**STATED EXERCISE**:
Only lines with the word "than" are needed; collect each of them from the listing below.

** Begin **

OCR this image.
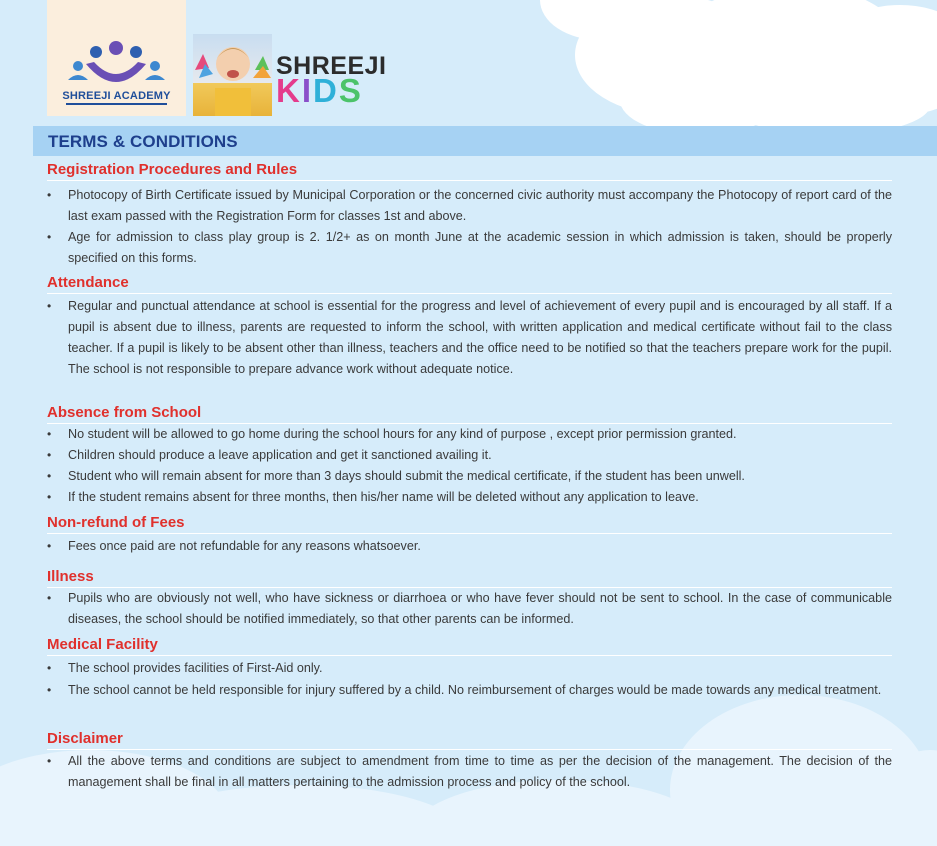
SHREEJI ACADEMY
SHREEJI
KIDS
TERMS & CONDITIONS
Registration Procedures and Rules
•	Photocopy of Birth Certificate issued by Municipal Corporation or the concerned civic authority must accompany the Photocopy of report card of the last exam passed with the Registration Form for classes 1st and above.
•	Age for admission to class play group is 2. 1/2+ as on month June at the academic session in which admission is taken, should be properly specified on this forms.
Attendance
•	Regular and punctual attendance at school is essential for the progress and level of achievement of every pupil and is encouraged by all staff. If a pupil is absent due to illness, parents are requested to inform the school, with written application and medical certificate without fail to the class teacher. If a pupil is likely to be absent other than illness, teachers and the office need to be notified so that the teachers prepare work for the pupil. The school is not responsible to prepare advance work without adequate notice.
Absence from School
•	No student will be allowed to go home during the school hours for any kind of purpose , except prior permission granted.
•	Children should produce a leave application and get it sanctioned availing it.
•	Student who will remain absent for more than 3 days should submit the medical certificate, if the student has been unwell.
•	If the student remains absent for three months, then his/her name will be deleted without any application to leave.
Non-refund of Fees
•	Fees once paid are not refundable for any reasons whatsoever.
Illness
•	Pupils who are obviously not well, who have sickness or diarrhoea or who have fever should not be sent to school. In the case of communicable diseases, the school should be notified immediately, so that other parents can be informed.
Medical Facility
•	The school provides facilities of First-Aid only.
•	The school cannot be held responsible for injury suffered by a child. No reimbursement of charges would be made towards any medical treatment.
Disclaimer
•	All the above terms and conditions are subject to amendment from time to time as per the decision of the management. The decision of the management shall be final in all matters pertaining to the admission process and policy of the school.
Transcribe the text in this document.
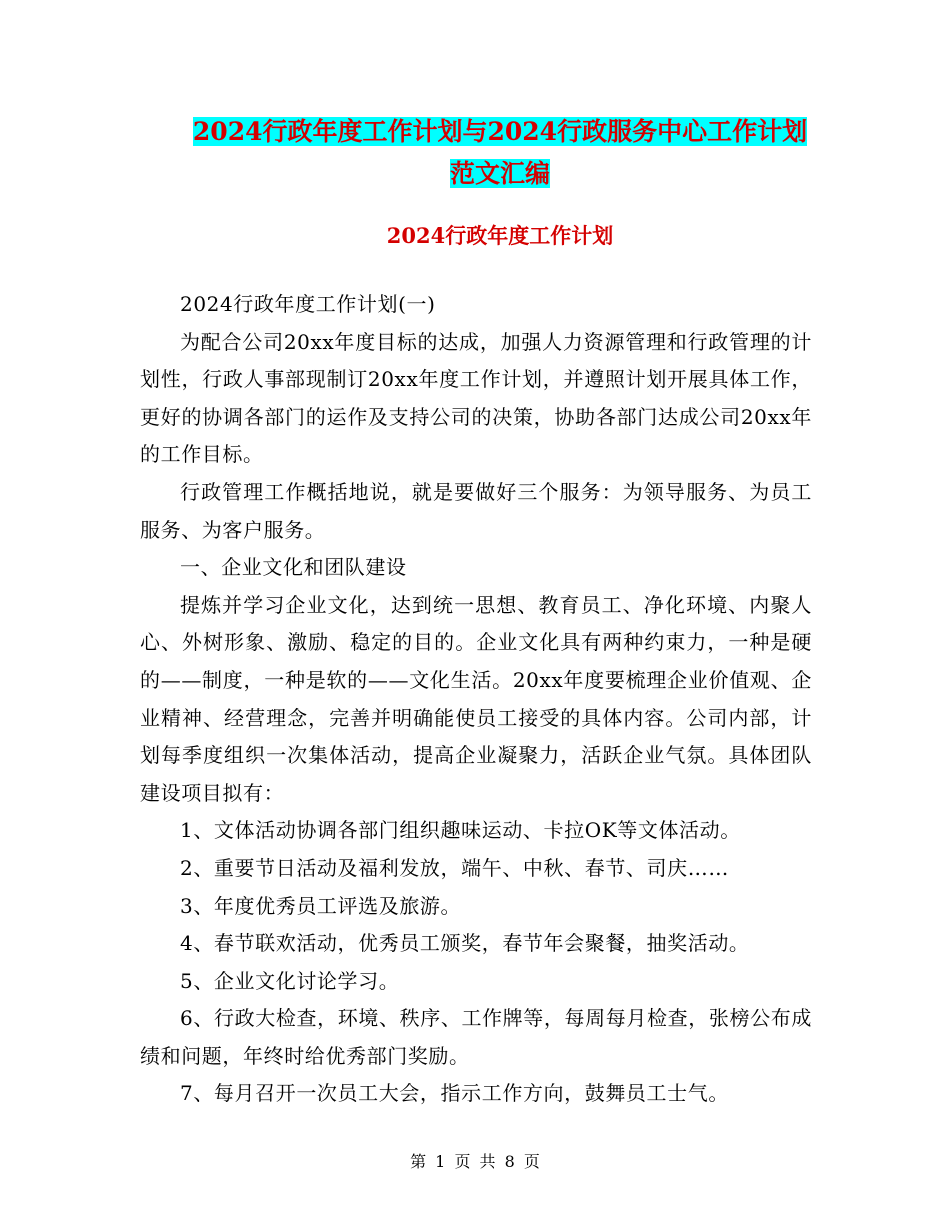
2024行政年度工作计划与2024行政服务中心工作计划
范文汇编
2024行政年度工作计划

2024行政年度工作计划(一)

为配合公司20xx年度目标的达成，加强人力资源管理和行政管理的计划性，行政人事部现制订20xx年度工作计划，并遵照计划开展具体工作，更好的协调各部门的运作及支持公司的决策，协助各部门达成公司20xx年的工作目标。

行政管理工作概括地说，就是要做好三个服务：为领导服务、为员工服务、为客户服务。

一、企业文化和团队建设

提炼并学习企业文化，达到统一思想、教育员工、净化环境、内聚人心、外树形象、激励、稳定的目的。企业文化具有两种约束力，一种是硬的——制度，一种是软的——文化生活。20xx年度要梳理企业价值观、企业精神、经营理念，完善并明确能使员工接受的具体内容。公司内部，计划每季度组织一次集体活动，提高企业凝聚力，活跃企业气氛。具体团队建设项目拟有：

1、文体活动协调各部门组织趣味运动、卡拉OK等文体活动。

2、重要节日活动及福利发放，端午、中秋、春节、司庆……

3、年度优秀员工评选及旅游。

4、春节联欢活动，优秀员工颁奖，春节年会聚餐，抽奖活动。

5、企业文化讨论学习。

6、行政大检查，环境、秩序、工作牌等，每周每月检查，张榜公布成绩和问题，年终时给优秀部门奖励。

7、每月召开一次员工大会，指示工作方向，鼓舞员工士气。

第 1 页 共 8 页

** End **
** Begin **

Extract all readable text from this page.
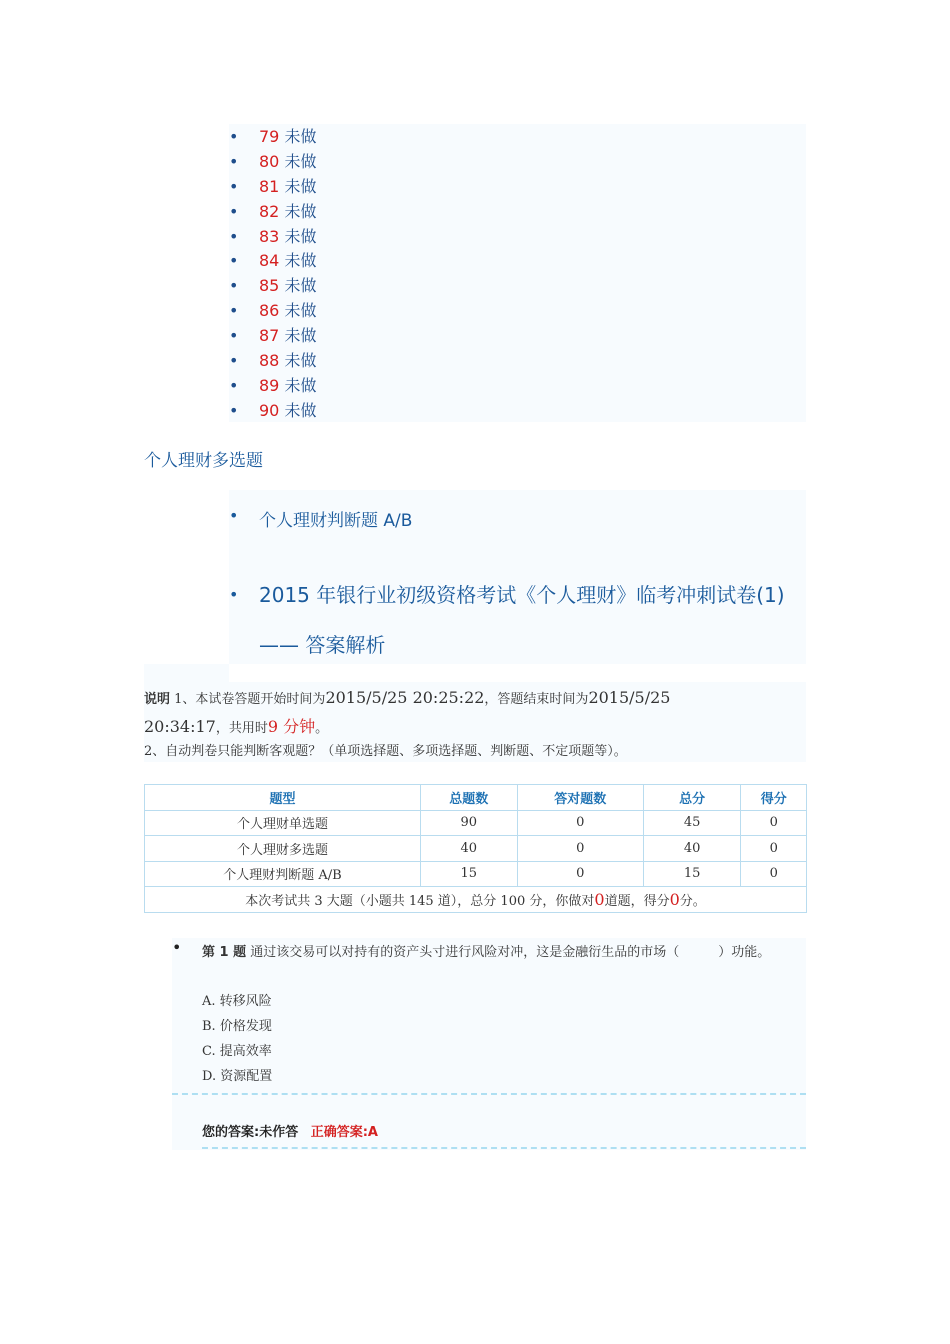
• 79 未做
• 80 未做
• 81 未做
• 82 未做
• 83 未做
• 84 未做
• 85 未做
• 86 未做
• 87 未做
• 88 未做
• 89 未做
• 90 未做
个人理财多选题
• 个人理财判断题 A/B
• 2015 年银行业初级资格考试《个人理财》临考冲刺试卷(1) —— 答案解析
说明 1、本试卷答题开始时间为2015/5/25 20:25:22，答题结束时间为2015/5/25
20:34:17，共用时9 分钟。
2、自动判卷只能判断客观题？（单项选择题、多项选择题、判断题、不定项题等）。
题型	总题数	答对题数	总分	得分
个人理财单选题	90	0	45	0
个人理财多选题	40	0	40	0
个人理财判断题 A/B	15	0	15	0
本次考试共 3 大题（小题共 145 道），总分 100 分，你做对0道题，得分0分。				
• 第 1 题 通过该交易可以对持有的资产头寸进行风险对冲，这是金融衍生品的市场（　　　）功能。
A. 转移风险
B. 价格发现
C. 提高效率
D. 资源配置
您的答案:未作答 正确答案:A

** End **

**SOLUTION TO THIS TASK**:
•	Regular and punctual attendance at school is essential for the progress and level of achievement of every pupil and is encouraged by all staff. If a pupil is absent due to illness, parents are requested to inform the school, with written application and medical certificate without fail to the class teacher. If a pupil is likely to be absent other than illness, teachers and the office need to be notified so that the teachers prepare work for the pupil. The school is not responsible to prepare advance work without adequate notice.
•	Student who will remain absent for more than 3 days should submit the medical certificate, if the student has been unwell.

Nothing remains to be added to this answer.